Stored data
[BEGIN]

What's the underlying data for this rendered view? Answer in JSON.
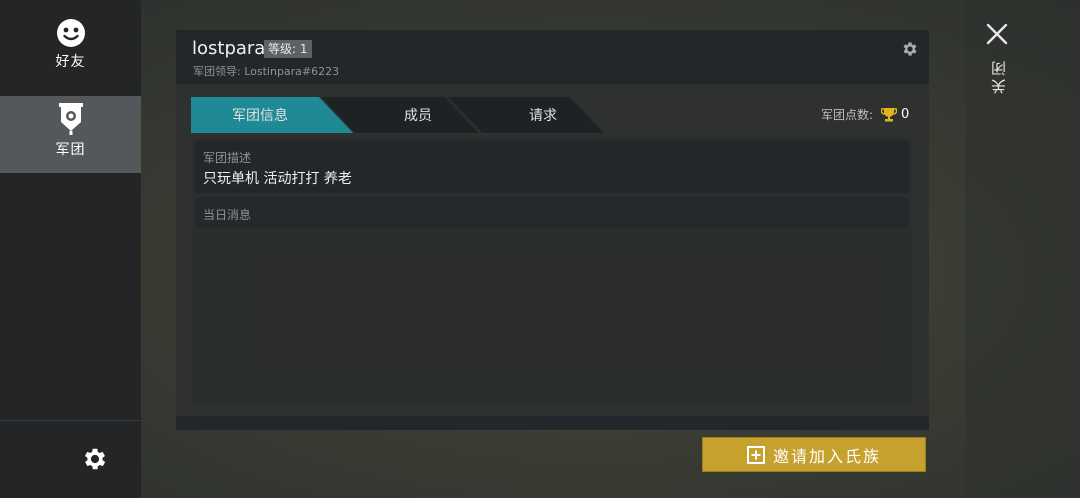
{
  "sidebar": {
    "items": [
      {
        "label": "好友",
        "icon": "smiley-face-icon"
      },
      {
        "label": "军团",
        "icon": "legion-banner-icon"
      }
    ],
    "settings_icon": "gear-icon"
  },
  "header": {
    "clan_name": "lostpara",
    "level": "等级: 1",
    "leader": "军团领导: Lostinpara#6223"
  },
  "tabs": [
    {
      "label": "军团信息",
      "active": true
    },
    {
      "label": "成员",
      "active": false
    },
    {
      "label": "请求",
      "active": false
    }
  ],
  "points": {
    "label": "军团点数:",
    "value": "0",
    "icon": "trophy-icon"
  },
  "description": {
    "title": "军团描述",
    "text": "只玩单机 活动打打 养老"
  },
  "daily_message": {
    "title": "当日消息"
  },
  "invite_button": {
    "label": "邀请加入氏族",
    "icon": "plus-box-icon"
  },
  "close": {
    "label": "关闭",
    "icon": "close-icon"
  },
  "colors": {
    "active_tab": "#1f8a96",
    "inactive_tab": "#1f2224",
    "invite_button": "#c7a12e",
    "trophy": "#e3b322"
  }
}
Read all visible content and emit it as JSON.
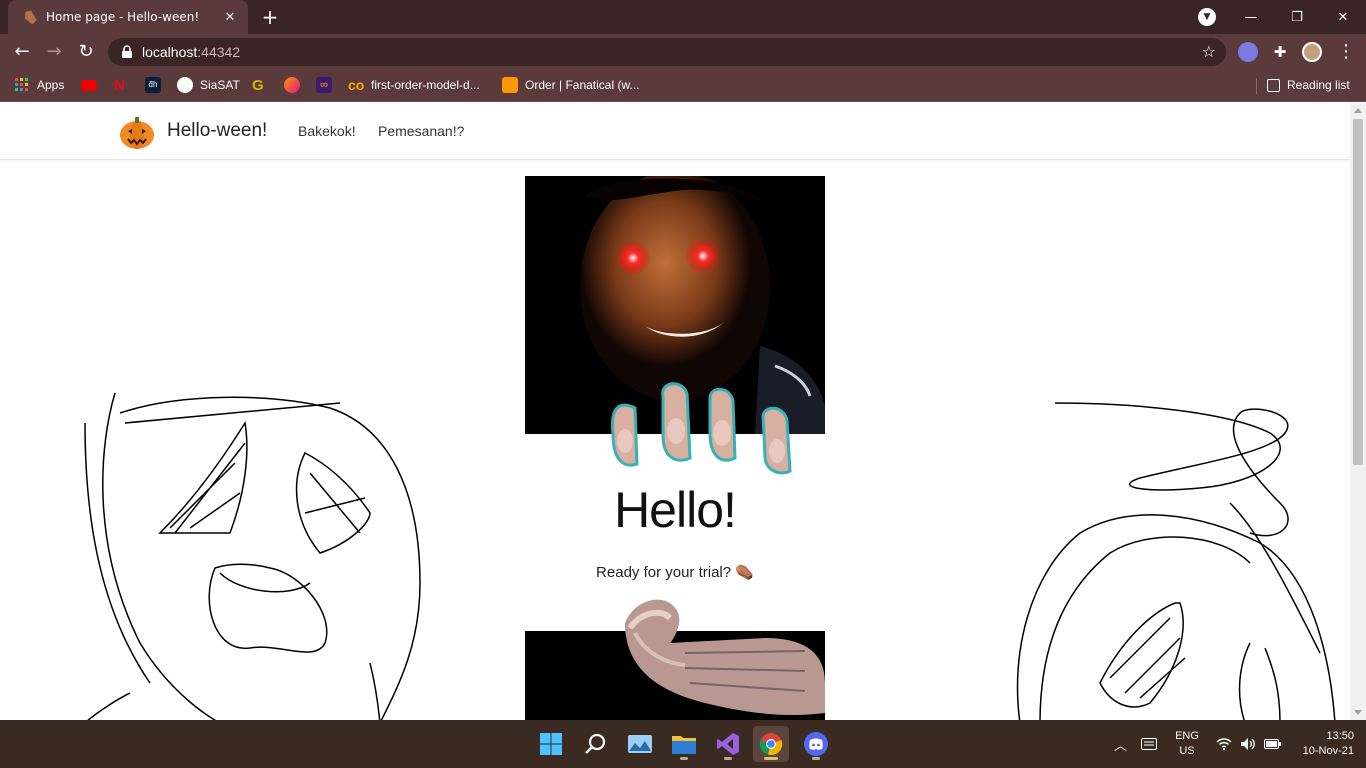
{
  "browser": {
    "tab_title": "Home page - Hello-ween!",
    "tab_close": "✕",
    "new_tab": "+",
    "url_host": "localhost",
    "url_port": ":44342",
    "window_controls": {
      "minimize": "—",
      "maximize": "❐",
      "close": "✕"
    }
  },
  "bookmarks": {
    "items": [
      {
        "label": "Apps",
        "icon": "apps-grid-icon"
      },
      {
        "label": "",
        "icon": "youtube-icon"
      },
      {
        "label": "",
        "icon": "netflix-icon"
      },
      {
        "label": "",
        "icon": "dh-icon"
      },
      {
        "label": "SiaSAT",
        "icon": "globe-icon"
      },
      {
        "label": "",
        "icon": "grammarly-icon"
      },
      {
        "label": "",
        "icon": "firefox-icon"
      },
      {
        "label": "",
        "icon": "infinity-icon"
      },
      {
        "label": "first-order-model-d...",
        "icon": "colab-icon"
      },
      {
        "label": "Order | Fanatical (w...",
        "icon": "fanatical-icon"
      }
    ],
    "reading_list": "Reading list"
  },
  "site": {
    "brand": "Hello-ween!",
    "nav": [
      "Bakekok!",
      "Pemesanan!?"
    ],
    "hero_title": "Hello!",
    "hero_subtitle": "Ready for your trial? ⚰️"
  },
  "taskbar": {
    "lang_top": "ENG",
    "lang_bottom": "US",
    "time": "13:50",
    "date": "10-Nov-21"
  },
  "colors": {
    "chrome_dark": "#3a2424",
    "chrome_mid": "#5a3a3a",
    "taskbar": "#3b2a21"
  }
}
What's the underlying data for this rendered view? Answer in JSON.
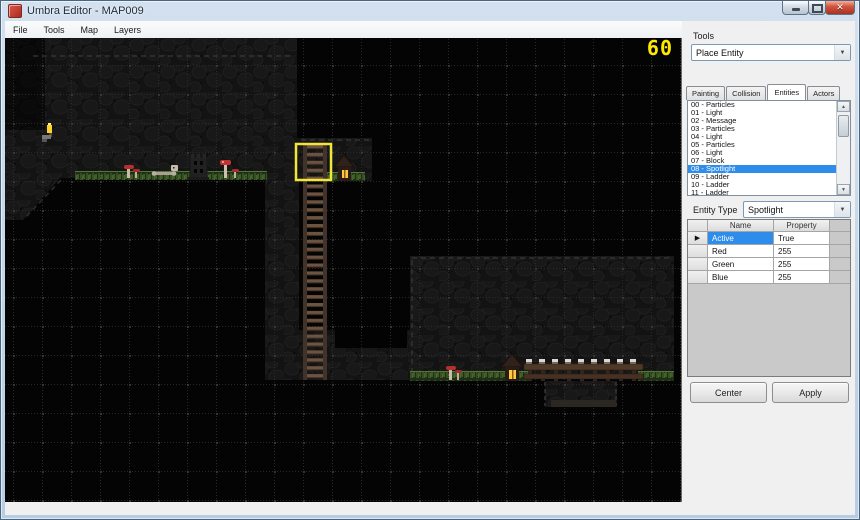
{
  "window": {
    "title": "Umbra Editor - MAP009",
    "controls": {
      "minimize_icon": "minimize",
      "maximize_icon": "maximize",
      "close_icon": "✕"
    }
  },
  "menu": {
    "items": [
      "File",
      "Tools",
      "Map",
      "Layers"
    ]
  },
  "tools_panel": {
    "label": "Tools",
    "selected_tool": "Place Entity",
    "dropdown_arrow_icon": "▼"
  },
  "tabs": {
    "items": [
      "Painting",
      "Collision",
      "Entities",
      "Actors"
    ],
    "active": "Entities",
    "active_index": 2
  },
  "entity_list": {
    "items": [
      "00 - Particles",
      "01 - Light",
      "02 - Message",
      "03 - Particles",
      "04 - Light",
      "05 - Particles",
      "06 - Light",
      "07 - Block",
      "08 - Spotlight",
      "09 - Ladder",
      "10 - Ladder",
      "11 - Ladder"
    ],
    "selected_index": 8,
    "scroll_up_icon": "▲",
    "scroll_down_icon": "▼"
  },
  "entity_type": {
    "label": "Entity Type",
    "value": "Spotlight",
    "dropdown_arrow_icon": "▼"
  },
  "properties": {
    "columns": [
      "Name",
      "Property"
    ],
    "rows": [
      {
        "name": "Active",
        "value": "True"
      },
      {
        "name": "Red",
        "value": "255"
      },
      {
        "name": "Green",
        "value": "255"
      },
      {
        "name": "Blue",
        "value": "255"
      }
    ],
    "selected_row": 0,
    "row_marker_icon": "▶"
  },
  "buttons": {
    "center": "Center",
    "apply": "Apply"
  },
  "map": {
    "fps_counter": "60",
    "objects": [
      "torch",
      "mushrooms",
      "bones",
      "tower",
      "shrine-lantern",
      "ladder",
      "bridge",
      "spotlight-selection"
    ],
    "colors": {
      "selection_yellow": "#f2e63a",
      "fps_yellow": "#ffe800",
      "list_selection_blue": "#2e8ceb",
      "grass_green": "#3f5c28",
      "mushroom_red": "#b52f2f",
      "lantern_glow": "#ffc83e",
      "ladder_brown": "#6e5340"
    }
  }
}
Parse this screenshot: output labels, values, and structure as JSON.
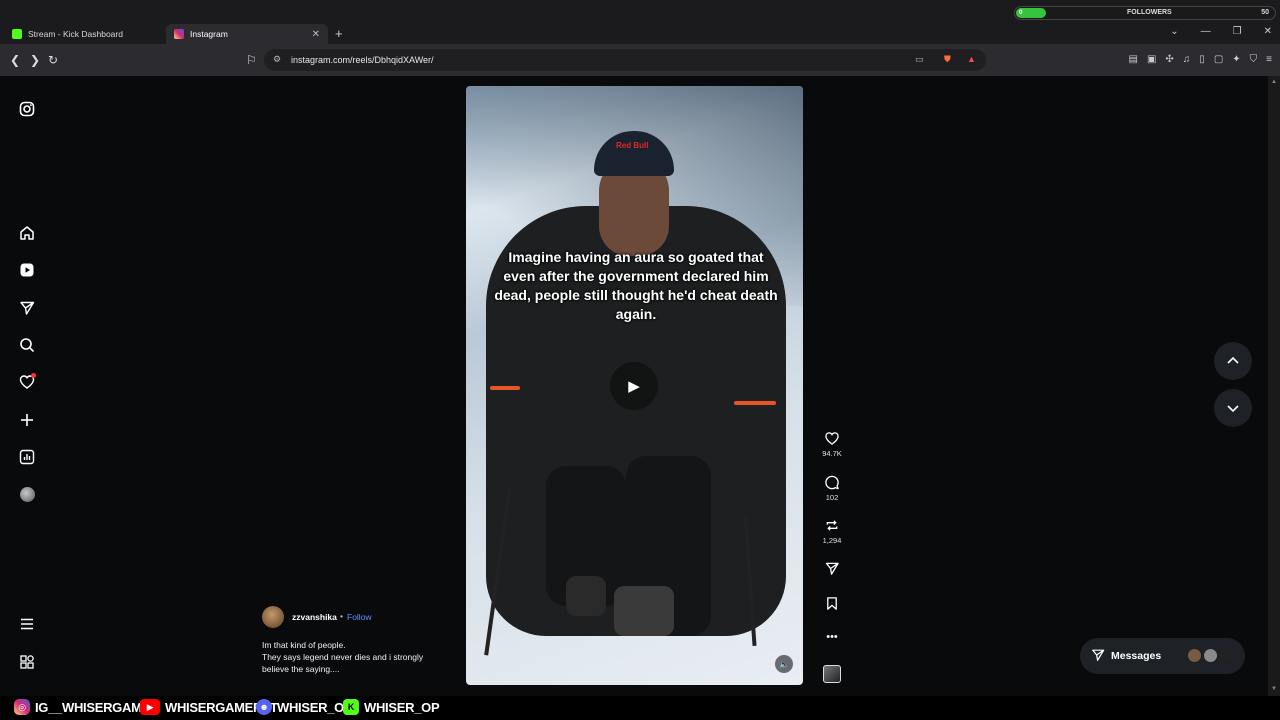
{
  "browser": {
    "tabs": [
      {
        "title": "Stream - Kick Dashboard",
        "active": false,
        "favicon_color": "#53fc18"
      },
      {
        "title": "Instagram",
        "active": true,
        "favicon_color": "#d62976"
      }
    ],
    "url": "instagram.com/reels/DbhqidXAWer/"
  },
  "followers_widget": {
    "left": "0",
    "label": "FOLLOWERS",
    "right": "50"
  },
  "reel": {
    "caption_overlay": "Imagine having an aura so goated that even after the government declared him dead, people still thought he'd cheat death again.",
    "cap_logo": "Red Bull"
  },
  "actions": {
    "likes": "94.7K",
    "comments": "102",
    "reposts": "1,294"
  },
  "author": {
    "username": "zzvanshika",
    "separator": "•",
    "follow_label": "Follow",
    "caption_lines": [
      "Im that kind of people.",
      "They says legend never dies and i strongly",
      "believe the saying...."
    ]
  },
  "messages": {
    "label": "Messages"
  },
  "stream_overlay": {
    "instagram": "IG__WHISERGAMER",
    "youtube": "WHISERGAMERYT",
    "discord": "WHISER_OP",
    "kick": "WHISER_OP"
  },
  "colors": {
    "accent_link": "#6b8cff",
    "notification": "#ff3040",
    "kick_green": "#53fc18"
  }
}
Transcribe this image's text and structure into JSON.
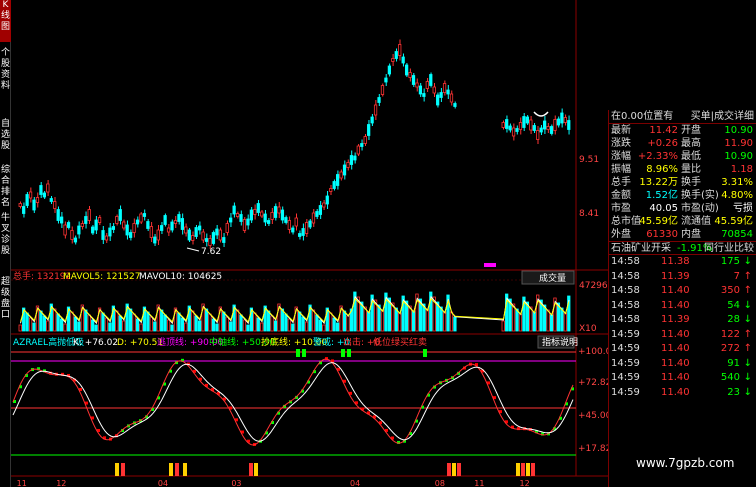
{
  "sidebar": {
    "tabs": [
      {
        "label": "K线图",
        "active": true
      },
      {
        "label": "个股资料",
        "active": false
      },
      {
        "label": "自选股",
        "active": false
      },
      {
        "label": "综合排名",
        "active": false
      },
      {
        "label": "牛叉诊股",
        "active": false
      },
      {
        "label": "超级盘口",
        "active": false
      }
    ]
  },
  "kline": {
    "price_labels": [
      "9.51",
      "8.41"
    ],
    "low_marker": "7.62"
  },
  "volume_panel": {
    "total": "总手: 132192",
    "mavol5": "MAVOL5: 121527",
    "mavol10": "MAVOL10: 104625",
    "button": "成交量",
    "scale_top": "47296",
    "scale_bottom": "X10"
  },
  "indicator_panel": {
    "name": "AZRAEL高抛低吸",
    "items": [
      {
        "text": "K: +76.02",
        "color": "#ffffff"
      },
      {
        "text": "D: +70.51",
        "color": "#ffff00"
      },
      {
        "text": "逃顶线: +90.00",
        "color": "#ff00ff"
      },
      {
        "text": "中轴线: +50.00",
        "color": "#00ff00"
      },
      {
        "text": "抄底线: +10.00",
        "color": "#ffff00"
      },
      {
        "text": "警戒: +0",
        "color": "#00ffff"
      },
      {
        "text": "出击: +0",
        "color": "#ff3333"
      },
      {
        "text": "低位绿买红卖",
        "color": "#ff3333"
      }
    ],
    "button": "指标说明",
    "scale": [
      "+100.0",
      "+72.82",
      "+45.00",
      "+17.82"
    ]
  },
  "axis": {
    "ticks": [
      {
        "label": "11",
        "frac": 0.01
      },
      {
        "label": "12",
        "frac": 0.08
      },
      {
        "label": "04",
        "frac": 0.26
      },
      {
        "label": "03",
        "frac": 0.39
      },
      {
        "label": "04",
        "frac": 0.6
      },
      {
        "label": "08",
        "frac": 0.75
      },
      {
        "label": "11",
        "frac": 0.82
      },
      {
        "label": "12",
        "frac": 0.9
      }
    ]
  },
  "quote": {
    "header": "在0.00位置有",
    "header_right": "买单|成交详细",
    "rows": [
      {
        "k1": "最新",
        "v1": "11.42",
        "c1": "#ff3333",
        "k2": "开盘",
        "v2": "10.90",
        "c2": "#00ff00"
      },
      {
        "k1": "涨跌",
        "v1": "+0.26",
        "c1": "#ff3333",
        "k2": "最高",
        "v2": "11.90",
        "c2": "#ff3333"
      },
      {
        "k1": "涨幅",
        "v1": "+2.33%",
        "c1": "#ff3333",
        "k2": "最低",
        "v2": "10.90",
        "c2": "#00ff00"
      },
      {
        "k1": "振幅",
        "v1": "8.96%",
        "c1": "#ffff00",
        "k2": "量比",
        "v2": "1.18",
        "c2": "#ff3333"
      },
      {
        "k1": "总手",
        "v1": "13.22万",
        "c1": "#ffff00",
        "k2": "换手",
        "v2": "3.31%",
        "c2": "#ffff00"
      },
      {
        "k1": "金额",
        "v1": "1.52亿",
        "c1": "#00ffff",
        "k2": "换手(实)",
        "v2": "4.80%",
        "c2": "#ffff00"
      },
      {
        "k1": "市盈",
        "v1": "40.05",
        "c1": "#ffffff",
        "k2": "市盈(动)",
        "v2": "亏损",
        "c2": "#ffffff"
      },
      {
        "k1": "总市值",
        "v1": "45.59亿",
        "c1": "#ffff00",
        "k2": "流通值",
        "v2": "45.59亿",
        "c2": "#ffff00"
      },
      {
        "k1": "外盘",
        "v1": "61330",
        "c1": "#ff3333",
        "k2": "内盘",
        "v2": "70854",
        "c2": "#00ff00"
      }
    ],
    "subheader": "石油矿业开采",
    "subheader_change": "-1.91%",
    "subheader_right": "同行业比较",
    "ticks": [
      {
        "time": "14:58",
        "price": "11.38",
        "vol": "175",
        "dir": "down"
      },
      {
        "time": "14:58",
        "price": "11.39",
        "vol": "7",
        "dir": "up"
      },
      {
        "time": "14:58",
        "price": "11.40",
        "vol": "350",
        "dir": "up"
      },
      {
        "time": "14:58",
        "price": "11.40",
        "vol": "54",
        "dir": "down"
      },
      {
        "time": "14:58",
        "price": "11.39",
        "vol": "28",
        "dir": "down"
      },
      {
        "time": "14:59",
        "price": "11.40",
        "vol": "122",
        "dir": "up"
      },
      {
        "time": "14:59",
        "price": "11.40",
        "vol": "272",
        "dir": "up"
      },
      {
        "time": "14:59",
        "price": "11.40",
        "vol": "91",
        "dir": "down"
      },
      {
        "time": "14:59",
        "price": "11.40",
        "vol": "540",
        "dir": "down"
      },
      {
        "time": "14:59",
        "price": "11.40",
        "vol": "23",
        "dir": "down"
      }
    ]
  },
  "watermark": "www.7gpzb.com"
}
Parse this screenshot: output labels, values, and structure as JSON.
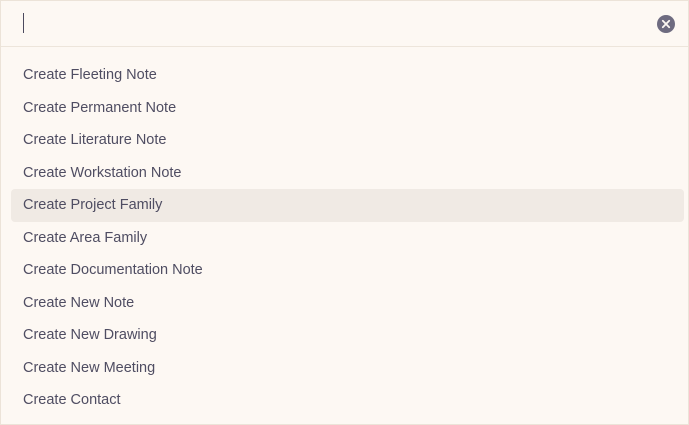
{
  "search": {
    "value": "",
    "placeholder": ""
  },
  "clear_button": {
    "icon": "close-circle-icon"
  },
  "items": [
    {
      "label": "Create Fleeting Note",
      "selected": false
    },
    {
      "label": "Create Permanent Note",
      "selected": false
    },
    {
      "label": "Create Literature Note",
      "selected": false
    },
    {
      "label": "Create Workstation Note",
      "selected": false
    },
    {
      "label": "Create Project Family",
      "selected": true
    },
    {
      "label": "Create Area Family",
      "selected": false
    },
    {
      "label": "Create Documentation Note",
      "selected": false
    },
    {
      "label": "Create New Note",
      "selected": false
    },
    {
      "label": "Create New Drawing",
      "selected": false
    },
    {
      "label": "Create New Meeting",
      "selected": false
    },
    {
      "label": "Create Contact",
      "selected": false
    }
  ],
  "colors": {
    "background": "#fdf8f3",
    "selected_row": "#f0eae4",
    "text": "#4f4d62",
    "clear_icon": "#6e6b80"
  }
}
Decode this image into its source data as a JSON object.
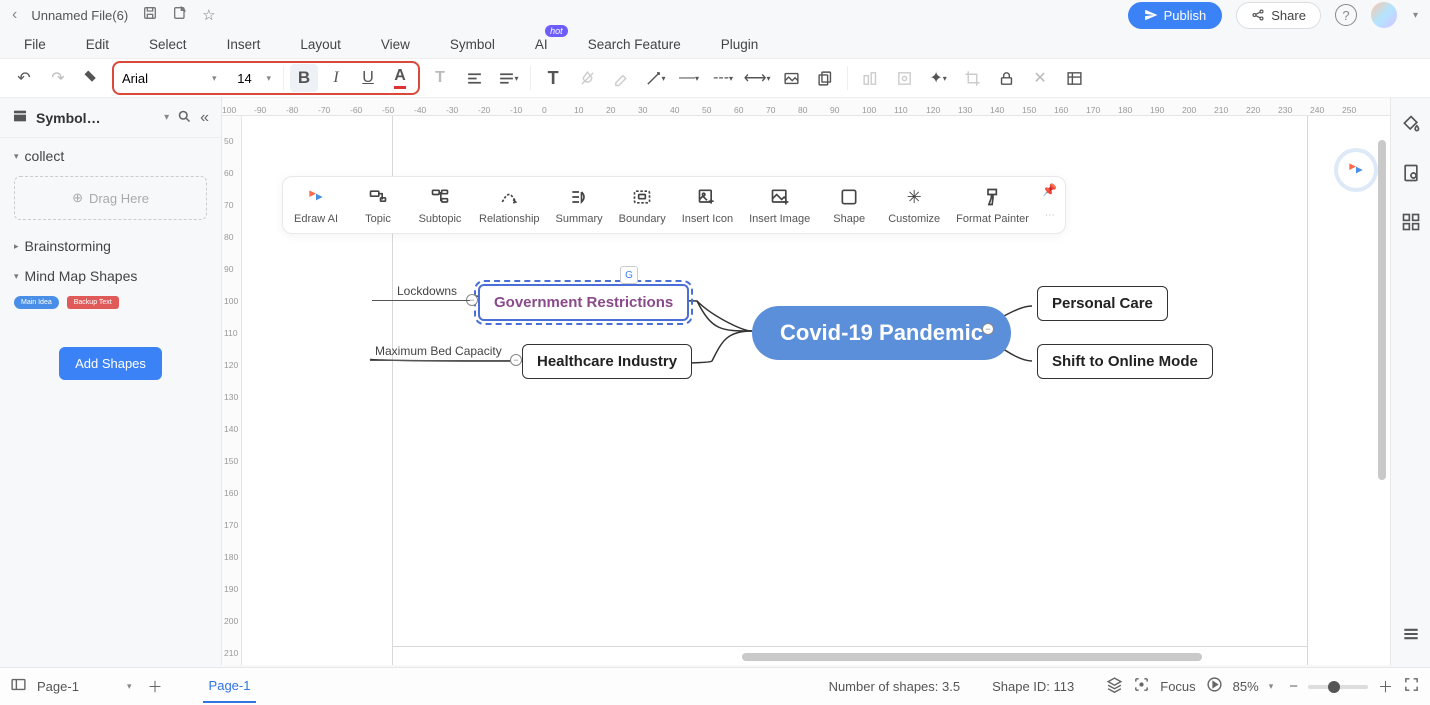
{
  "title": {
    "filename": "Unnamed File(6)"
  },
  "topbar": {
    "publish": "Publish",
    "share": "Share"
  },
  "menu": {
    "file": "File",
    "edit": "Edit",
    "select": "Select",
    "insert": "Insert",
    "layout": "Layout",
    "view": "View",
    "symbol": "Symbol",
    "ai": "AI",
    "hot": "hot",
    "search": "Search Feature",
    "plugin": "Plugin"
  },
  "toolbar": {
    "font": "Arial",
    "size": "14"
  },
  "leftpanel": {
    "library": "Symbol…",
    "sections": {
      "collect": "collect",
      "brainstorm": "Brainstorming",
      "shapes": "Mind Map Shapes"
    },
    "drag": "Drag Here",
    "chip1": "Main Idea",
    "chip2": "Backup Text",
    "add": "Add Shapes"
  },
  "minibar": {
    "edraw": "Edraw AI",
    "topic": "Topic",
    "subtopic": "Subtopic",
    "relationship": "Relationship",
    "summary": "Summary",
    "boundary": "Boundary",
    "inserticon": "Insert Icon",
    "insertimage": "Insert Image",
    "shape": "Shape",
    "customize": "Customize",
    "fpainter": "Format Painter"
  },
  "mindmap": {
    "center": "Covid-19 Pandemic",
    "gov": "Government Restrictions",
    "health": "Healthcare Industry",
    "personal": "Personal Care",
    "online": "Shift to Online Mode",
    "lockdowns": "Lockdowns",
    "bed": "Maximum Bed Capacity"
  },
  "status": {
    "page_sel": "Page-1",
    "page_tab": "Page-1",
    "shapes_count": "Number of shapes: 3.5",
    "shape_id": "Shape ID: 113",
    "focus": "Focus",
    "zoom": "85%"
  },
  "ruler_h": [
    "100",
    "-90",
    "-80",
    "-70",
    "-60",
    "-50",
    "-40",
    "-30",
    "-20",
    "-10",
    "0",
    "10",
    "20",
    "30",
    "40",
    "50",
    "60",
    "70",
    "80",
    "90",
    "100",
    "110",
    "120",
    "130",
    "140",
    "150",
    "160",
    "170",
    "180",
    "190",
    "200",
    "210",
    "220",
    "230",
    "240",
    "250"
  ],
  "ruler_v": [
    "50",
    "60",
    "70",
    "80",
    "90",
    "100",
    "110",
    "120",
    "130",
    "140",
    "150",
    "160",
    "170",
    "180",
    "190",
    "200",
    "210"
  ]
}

[END]

**Required task**
Copy out, unchanged, the span of lines beginning with the one that includes "Decode this image" and running through the final line of the material above. Leave the pictures out.

**Solution to this exercise**
Decode this image into its source data as a JSON object.
{
  "title": {
    "filename": "Unnamed File(6)"
  },
  "topbar": {
    "publish": "Publish",
    "share": "Share"
  },
  "menu": {
    "file": "File",
    "edit": "Edit",
    "select": "Select",
    "insert": "Insert",
    "layout": "Layout",
    "view": "View",
    "symbol": "Symbol",
    "ai": "AI",
    "hot": "hot",
    "search": "Search Feature",
    "plugin": "Plugin"
  },
  "toolbar": {
    "font": "Arial",
    "size": "14"
  },
  "leftpanel": {
    "library": "Symbol…",
    "sections": {
      "collect": "collect",
      "brainstorm": "Brainstorming",
      "shapes": "Mind Map Shapes"
    },
    "drag": "Drag Here",
    "chip1": "Main Idea",
    "chip2": "Backup Text",
    "add": "Add Shapes"
  },
  "minibar": {
    "edraw": "Edraw AI",
    "topic": "Topic",
    "subtopic": "Subtopic",
    "relationship": "Relationship",
    "summary": "Summary",
    "boundary": "Boundary",
    "inserticon": "Insert Icon",
    "insertimage": "Insert Image",
    "shape": "Shape",
    "customize": "Customize",
    "fpainter": "Format Painter"
  },
  "mindmap": {
    "center": "Covid-19 Pandemic",
    "gov": "Government Restrictions",
    "health": "Healthcare Industry",
    "personal": "Personal Care",
    "online": "Shift to Online Mode",
    "lockdowns": "Lockdowns",
    "bed": "Maximum Bed Capacity"
  },
  "status": {
    "page_sel": "Page-1",
    "page_tab": "Page-1",
    "shapes_count": "Number of shapes: 3.5",
    "shape_id": "Shape ID: 113",
    "focus": "Focus",
    "zoom": "85%"
  },
  "ruler_h": [
    "100",
    "-90",
    "-80",
    "-70",
    "-60",
    "-50",
    "-40",
    "-30",
    "-20",
    "-10",
    "0",
    "10",
    "20",
    "30",
    "40",
    "50",
    "60",
    "70",
    "80",
    "90",
    "100",
    "110",
    "120",
    "130",
    "140",
    "150",
    "160",
    "170",
    "180",
    "190",
    "200",
    "210",
    "220",
    "230",
    "240",
    "250"
  ],
  "ruler_v": [
    "50",
    "60",
    "70",
    "80",
    "90",
    "100",
    "110",
    "120",
    "130",
    "140",
    "150",
    "160",
    "170",
    "180",
    "190",
    "200",
    "210"
  ]
}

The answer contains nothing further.